Task requirements: The records below must be transcribed exactly. Do not include the pictures.

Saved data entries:
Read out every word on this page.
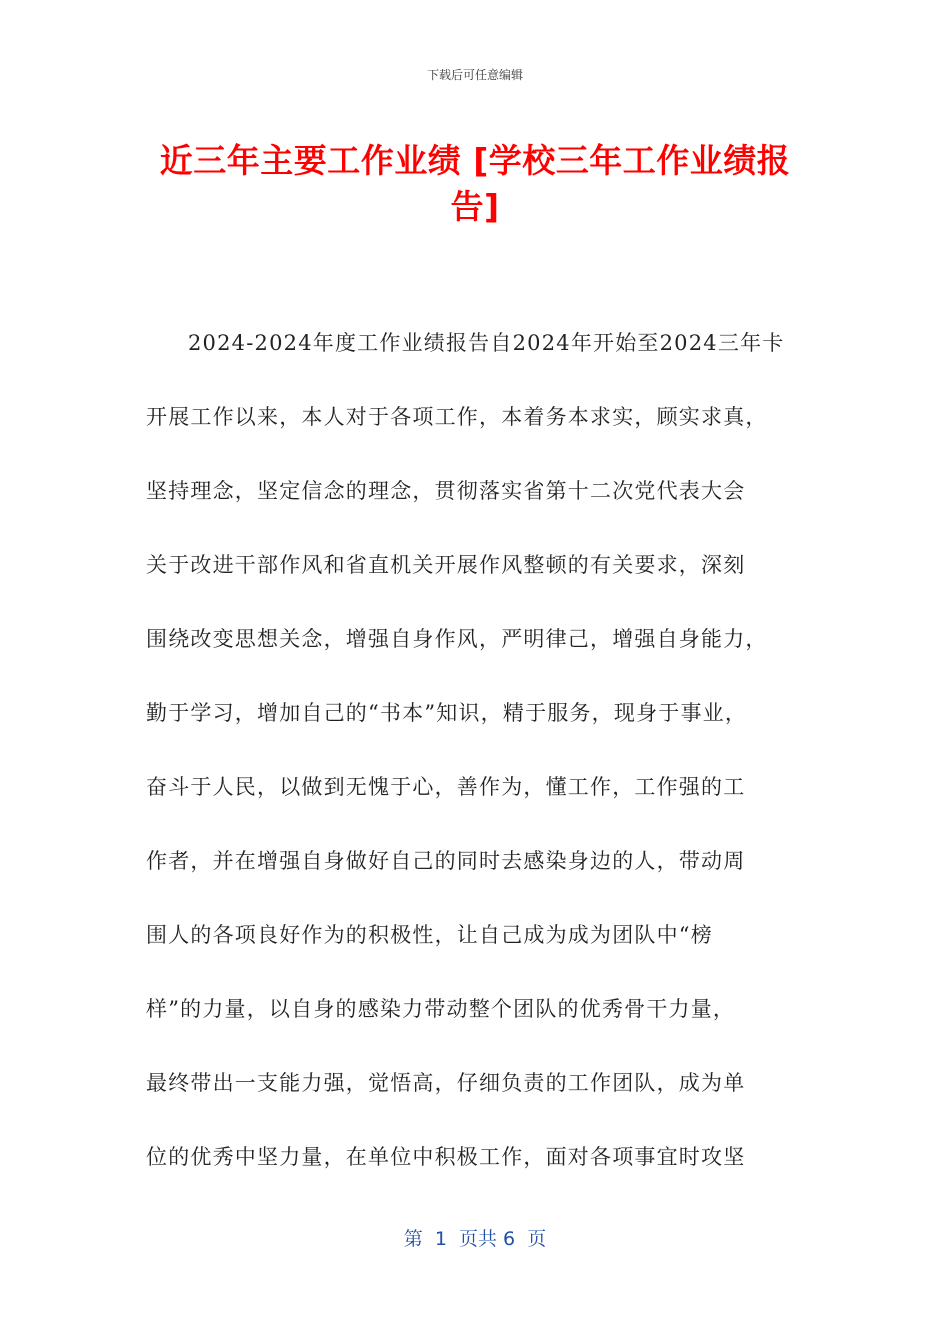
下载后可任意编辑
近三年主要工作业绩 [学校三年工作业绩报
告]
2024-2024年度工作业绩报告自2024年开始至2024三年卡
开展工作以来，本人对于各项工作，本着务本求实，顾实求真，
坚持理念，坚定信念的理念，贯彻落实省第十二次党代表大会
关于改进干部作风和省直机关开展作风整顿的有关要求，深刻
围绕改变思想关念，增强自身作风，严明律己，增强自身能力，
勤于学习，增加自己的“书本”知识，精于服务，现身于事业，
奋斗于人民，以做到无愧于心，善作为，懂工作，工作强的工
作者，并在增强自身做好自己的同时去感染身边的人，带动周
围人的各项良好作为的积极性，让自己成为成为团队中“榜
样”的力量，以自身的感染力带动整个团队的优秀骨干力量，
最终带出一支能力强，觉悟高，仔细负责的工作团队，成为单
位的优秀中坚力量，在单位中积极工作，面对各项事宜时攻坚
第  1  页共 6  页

Complete answer:
Read out every word on this page.
下载后可任意编辑
近三年主要工作业绩 [学校三年工作业绩报
告]
2024-2024年度工作业绩报告自2024年开始至2024三年卡
开展工作以来，本人对于各项工作，本着务本求实，顾实求真，
坚持理念，坚定信念的理念，贯彻落实省第十二次党代表大会
关于改进干部作风和省直机关开展作风整顿的有关要求，深刻
围绕改变思想关念，增强自身作风，严明律己，增强自身能力，
勤于学习，增加自己的“书本”知识，精于服务，现身于事业，
奋斗于人民，以做到无愧于心，善作为，懂工作，工作强的工
作者，并在增强自身做好自己的同时去感染身边的人，带动周
围人的各项良好作为的积极性，让自己成为成为团队中“榜
样”的力量，以自身的感染力带动整个团队的优秀骨干力量，
最终带出一支能力强，觉悟高，仔细负责的工作团队，成为单
位的优秀中坚力量，在单位中积极工作，面对各项事宜时攻坚
第  1  页共 6  页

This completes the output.